## begin Source excerpt

13. Cleveland Browns: Remaining Schedule Strength Value: JAX-1, @NE-11, CHI-5, @NYJ-5, @PIT-7 = 29 Total Schedule Strength

The Browns hopes and dreams continues to crash and burn with each new quarterback injury (or Jason Campbell drop-back). Brandon Weeden and the coming schedule probably won’t help matters.

12. Baltimore Ravens: Remaining Schedule Strength Value: PIT-5, MIN-1, @DET-7, NE-8, @CIN-8 = 29 Total Schedule Strength

The Ravens’ chances at the AFC North benefit from getting Pittsburgh and Cincy in the coming weeks. Of course, when you also pile on with Detroit and New England to make this somewhat of a brutal stretch.

11. San Francisco 49ers: Remaining Schedule Strength Value: STL-5, SEA-9, @TB-5, ATL-1, @ARI-9 = 29 Total Schedule Strength

San Fran must love staying home for St. Louis and Seattle — get Seattle away from the 12th man and Robert Quinn off his turf — while the visit to Arizona makes closing out a tall task.

10. Minnesota Vikings: Remaining Schedule Strength Value: CHI-5, @BAL-8, PHI-5, @CIN-8, DET-5 = 31 Total Schedule Strength

Minny’s season is already over and the No. 1 seed is certainly in the realm of possibility thanks to the remaining slate.

## end Source excerpt
## begin Record list

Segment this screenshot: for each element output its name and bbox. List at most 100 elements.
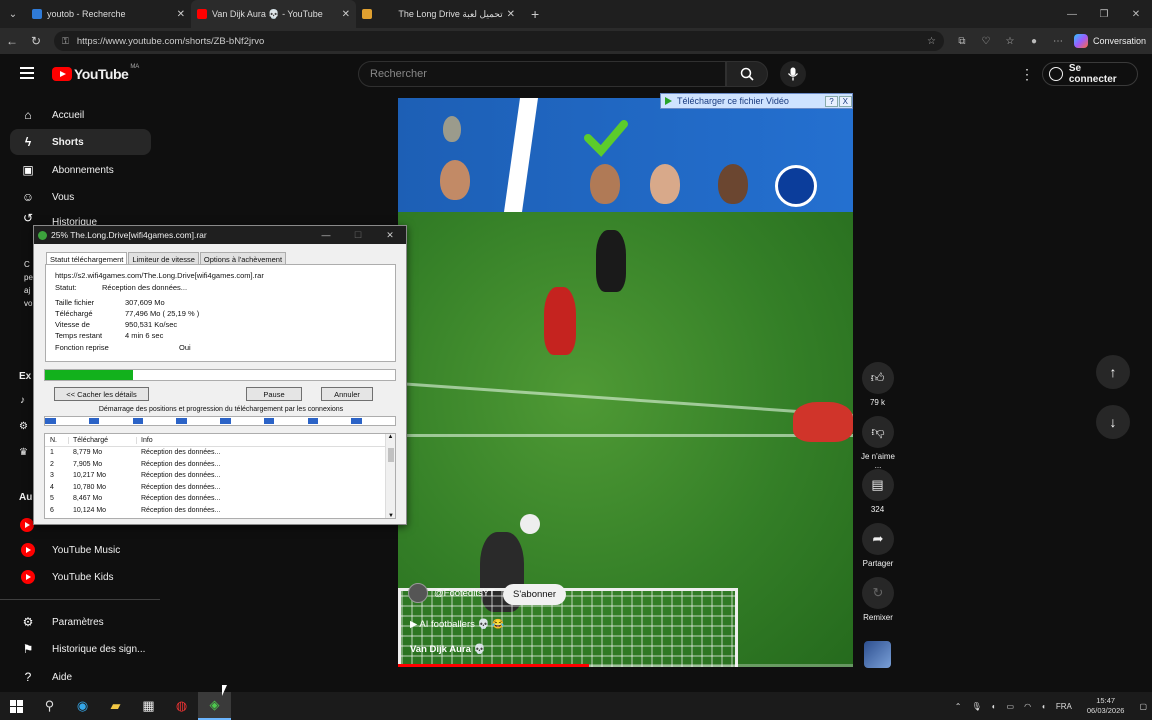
sidebar-item-label: Vous xyxy=(52,191,75,203)
dislike-action[interactable]: 👎︎ Je n'aime ... xyxy=(858,416,898,470)
signin-button[interactable]: Se connecter xyxy=(1042,62,1138,86)
cancel-button[interactable]: Annuler xyxy=(321,387,373,401)
sidebar-item-you[interactable]: ☺ Vous xyxy=(10,184,151,210)
sidebar-item-help[interactable]: ? Aide xyxy=(10,664,151,690)
browser-essentials-icon[interactable]: ♡ xyxy=(974,36,998,47)
gaming-icon[interactable]: ⚙ xyxy=(19,421,28,432)
music-note-icon[interactable]: ♪ xyxy=(20,395,25,406)
next-short-down-arrow-icon[interactable]: ↓ xyxy=(1096,405,1130,439)
sidebar-item-subscriptions[interactable]: ▣ Abonnements xyxy=(10,157,151,183)
table-scrollbar[interactable]: ▲ ▼ xyxy=(385,434,395,518)
comments-action[interactable]: ▤ 324 xyxy=(860,469,895,514)
sidebar-item-history[interactable]: ↺ Historique xyxy=(10,211,151,225)
volume-icon[interactable]: ◖ xyxy=(1041,702,1046,711)
browser-tab-search[interactable]: youtob - Recherche ✕ xyxy=(26,0,191,28)
app-icon[interactable]: ◍ xyxy=(165,692,198,720)
search-button[interactable] xyxy=(726,61,768,87)
language-indicator[interactable]: FRA xyxy=(1056,702,1072,711)
browser-tab-youtube[interactable]: Van Dijk Aura 💀 - YouTube ✕ xyxy=(191,0,356,28)
search-input[interactable]: Rechercher xyxy=(358,61,726,87)
youtube-logo[interactable]: YouTube MA xyxy=(52,64,139,82)
close-icon[interactable]: ✕ xyxy=(374,230,406,241)
column-header[interactable]: N. xyxy=(45,436,69,444)
copilot-button[interactable]: Conversation xyxy=(1074,34,1146,48)
column-header[interactable]: Info xyxy=(137,437,377,444)
extensions-icon[interactable]: ⧉ xyxy=(950,36,974,47)
scrollbar-thumb[interactable] xyxy=(388,448,394,462)
sound-thumbnail[interactable] xyxy=(864,641,891,668)
site-info-icon[interactable]: ⚿ xyxy=(62,36,69,47)
youtube-premium-icon[interactable] xyxy=(20,518,34,532)
tray-chevron-up-icon[interactable]: ⌃ xyxy=(955,702,962,711)
short-title[interactable]: Van Dijk Aura 💀 xyxy=(410,644,485,655)
notifications-icon[interactable]: ▢ xyxy=(1139,702,1147,711)
previous-short-up-arrow-icon[interactable]: ↑ xyxy=(1096,355,1130,389)
playlist-link[interactable]: ▶ AI footballers 💀 😂 xyxy=(410,619,504,630)
close-tab-icon[interactable]: ✕ xyxy=(342,9,350,20)
maximize-icon[interactable]: ☐ xyxy=(342,230,374,241)
like-action[interactable]: 👍︎ 79 k xyxy=(860,362,895,407)
minimize-icon[interactable]: — xyxy=(310,230,342,241)
subscribe-button[interactable]: S'abonner xyxy=(503,584,566,605)
scroll-down-icon[interactable]: ▼ xyxy=(388,513,394,518)
trophy-icon[interactable]: ♛ xyxy=(19,447,28,458)
download-close-button[interactable]: X xyxy=(838,95,852,107)
clock[interactable]: 15:47 06/03/2026 xyxy=(1087,696,1125,716)
edge-browser-icon[interactable]: ◉ xyxy=(66,692,99,720)
more-menu-icon[interactable]: ⋯ xyxy=(1046,36,1070,47)
table-row[interactable]: 5 8,467 Mo Réception des données... xyxy=(45,493,395,505)
favorite-star-icon[interactable]: ☆ xyxy=(927,36,936,47)
video-progress-bar[interactable] xyxy=(398,664,853,667)
close-tab-icon[interactable]: ✕ xyxy=(507,9,515,20)
network-tray-icon[interactable]: ◐ xyxy=(992,702,997,711)
maximize-icon[interactable]: ❐ xyxy=(1088,0,1120,28)
file-explorer-icon[interactable]: ▰ xyxy=(99,692,132,720)
dialog-titlebar[interactable]: 25% The.Long.Drive[wifi4games.com].rar —… xyxy=(34,226,406,244)
profile-icon[interactable]: ● xyxy=(1022,36,1046,47)
download-help-button[interactable]: ? xyxy=(825,95,838,107)
start-windows-icon[interactable] xyxy=(0,692,33,720)
refresh-icon[interactable]: ↻ xyxy=(24,34,48,48)
url-field[interactable]: ⚿ https://www.youtube.com/shorts/ZB-bNf2… xyxy=(54,31,944,51)
close-tab-icon[interactable]: ✕ xyxy=(177,9,185,20)
channel-name[interactable]: @FooteditsYT xyxy=(434,588,495,599)
pause-button[interactable]: Pause xyxy=(246,387,302,401)
hide-details-button[interactable]: << Cacher les détails xyxy=(54,387,149,401)
sidebar-item-shorts[interactable]: ϟ Shorts xyxy=(10,129,151,155)
back-arrow-icon[interactable]: ← xyxy=(0,34,24,48)
short-video-player[interactable] xyxy=(398,98,853,667)
taskbar-search-icon[interactable]: ⚲ xyxy=(33,692,66,720)
table-row[interactable]: 6 10,124 Mo Réception des données... xyxy=(45,505,395,517)
channel-avatar[interactable] xyxy=(408,583,428,603)
share-action[interactable]: ➦ Partager xyxy=(858,523,898,568)
sidebar-item-youtube-kids[interactable]: YouTube Kids xyxy=(10,564,151,590)
menu-hamburger-icon[interactable] xyxy=(20,67,34,79)
wifi-icon[interactable]: ◠ xyxy=(1024,702,1031,711)
close-window-icon[interactable]: ✕ xyxy=(1120,0,1152,28)
minimize-icon[interactable]: — xyxy=(1056,0,1088,28)
sidebar-item-settings[interactable]: ⚙ Paramètres xyxy=(10,609,151,635)
sidebar-item-home[interactable]: ⌂ Accueil xyxy=(10,102,151,128)
sidebar-item-report-history[interactable]: ⚑ Historique des sign... xyxy=(10,636,151,662)
voice-search-button[interactable] xyxy=(780,61,806,87)
table-row[interactable]: 3 10,217 Mo Réception des données... xyxy=(45,470,395,482)
download-manager-taskbar-icon[interactable]: ◈ xyxy=(198,692,231,720)
browser-tab-longdrive[interactable]: The Long Drive تحميل لعبة ✕ xyxy=(356,0,521,28)
remix-action[interactable]: ↻ Remixer xyxy=(858,577,898,622)
table-row[interactable]: 2 7,905 Mo Réception des données... xyxy=(45,459,395,471)
favorites-icon[interactable]: ☆ xyxy=(998,36,1022,47)
download-video-overlay[interactable]: Télécharger ce fichier Vidéo ? X xyxy=(660,93,853,109)
microphone-tray-icon[interactable]: 🎙︎ xyxy=(972,702,982,711)
column-header[interactable]: Téléchargé xyxy=(69,436,137,444)
tab-actions-chevron-icon[interactable]: ⌄ xyxy=(0,0,26,28)
table-row[interactable]: 1 8,779 Mo Réception des données... xyxy=(45,447,395,459)
store-icon[interactable]: ▦ xyxy=(132,692,165,720)
settings-kebab-icon[interactable]: ⋮ xyxy=(1020,66,1034,83)
table-row[interactable]: 4 10,780 Mo Réception des données... xyxy=(45,482,395,494)
sidebar-item-youtube-music[interactable]: YouTube Music xyxy=(10,537,151,563)
battery-tray-icon[interactable]: ▭ xyxy=(1007,702,1015,711)
download-url-text: https://s2.wifi4games.com/The.Long.Drive… xyxy=(55,271,264,280)
download-progress-fill xyxy=(45,370,134,380)
player-face xyxy=(440,160,470,200)
new-tab-plus-icon[interactable]: + xyxy=(531,6,539,22)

## end Record list

» What to work on:
(A) Translate this sentence from the schedule-strength rankings into Spanish: "Brandon Weeden and the coming schedule probably won’t help matters."
(B) Transcribe the stretch from "11. San Francisco" through "a tall task." in the schedule-strength rankings, keeping every word and mark as it appears.
The material shown above comes from a different source than the text.

» Responses per task:
(A) Brandon Weeden y el próximo calendario probablemente no mejorarán las cosas.

(B)
11. San Francisco 49ers: Remaining Schedule Strength Value: STL-5, SEA-9, @TB-5, ATL-1, @ARI-9 = 29 Total Schedule Strength

San Fran must love staying home for St. Louis and Seattle — get Seattle away from the 12th man and Robert Quinn off his turf — while the visit to Arizona makes closing out a tall task.